(Dataset records)

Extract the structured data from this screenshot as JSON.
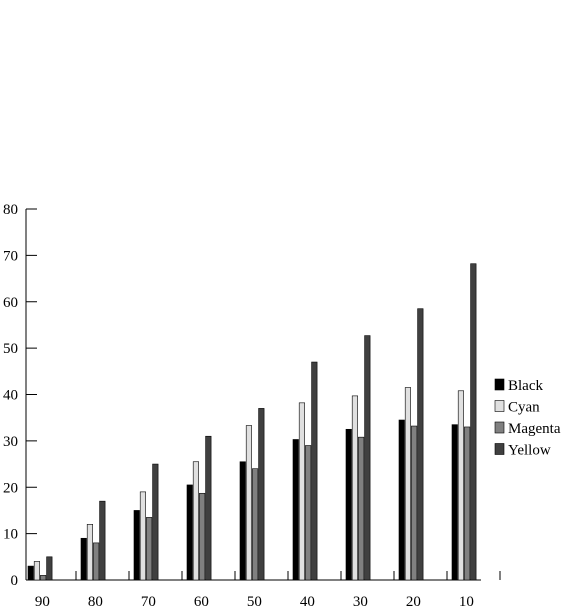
{
  "chart_data": {
    "type": "bar",
    "title": "",
    "xlabel": "",
    "ylabel": "",
    "categories": [
      "90",
      "80",
      "70",
      "60",
      "50",
      "40",
      "30",
      "20",
      "10"
    ],
    "ylim": [
      0,
      80
    ],
    "yticks": [
      0,
      10,
      20,
      30,
      40,
      50,
      60,
      70,
      80
    ],
    "grid": false,
    "legend_position": "right",
    "series": [
      {
        "name": "Black",
        "color": "#000000",
        "values": [
          3,
          9,
          15,
          20.5,
          25.5,
          30.3,
          32.5,
          34.5,
          33.5
        ]
      },
      {
        "name": "Cyan",
        "color": "#e0e0e0",
        "values": [
          4,
          12,
          19,
          25.5,
          33.3,
          38.2,
          39.7,
          41.5,
          40.8
        ]
      },
      {
        "name": "Magenta",
        "color": "#808080",
        "values": [
          1,
          8,
          13.5,
          18.7,
          24,
          29,
          30.8,
          33.2,
          33
        ]
      },
      {
        "name": "Yellow",
        "color": "#404040",
        "values": [
          5,
          17,
          25,
          31,
          37,
          47,
          52.7,
          58.5,
          68.2
        ]
      }
    ]
  }
}
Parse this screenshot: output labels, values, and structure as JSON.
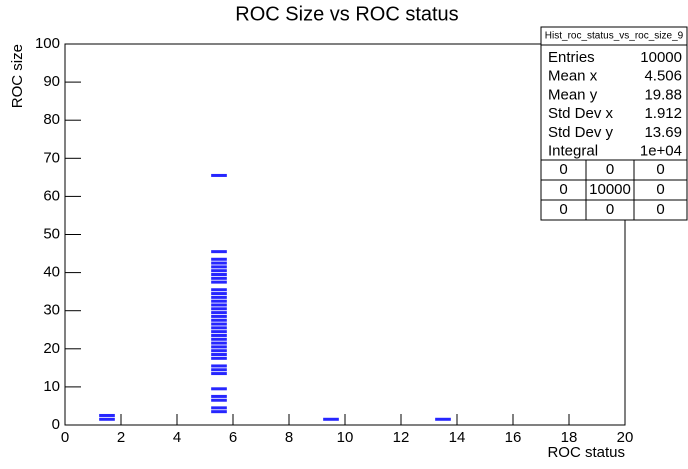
{
  "chart_data": {
    "type": "scatter",
    "title": "ROC Size vs ROC status",
    "x_label": "ROC status",
    "y_label": "ROC size",
    "xlim": [
      0,
      20
    ],
    "ylim": [
      0,
      100
    ],
    "xticks": [
      0,
      2,
      4,
      6,
      8,
      10,
      12,
      14,
      16,
      18,
      20
    ],
    "yticks": [
      0,
      10,
      20,
      30,
      40,
      50,
      60,
      70,
      80,
      90,
      100
    ],
    "color": "#0000ff",
    "x": [
      1.5,
      1.5,
      9.5,
      13.5,
      5.5,
      5.5,
      5.5,
      5.5,
      5.5,
      5.5,
      5.5,
      5.5,
      5.5,
      5.5,
      5.5,
      5.5,
      5.5,
      5.5,
      5.5,
      5.5,
      5.5,
      5.5,
      5.5,
      5.5,
      5.5,
      5.5,
      5.5,
      5.5,
      5.5,
      5.5,
      5.5,
      5.5,
      5.5,
      5.5,
      5.5,
      5.5,
      5.5,
      5.5,
      5.5,
      5.5
    ],
    "y": [
      1.5,
      2.5,
      1.5,
      1.5,
      3.5,
      4.5,
      6.5,
      7.5,
      9.5,
      13.5,
      14.5,
      15.5,
      17.5,
      18.5,
      19.5,
      20.5,
      21.5,
      22.5,
      23.5,
      24.5,
      25.5,
      26.5,
      27.5,
      28.5,
      29.5,
      30.5,
      31.5,
      32.5,
      33.5,
      34.5,
      35.5,
      37.5,
      38.5,
      39.5,
      40.5,
      41.5,
      42.5,
      43.5,
      45.5,
      65.5
    ],
    "stats": {
      "title": "Hist_roc_status_vs_roc_size_9",
      "rows": [
        [
          "Entries",
          "10000"
        ],
        [
          "Mean x",
          "4.506"
        ],
        [
          "Mean y",
          "19.88"
        ],
        [
          "Std Dev x",
          "1.912"
        ],
        [
          "Std Dev y",
          "13.69"
        ],
        [
          "Integral",
          "1e+04"
        ]
      ],
      "grid": [
        [
          "0",
          "0",
          "0"
        ],
        [
          "0",
          "10000",
          "0"
        ],
        [
          "0",
          "0",
          "0"
        ]
      ]
    }
  }
}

WORK TO BE COMPLETED. Extract from the data every line where "screenshot" shows up.

ANSWER FOR THE TASK.
Extract the structured data from this screenshot as JSON.
Parse this screenshot: output labels, values, and structure as JSON.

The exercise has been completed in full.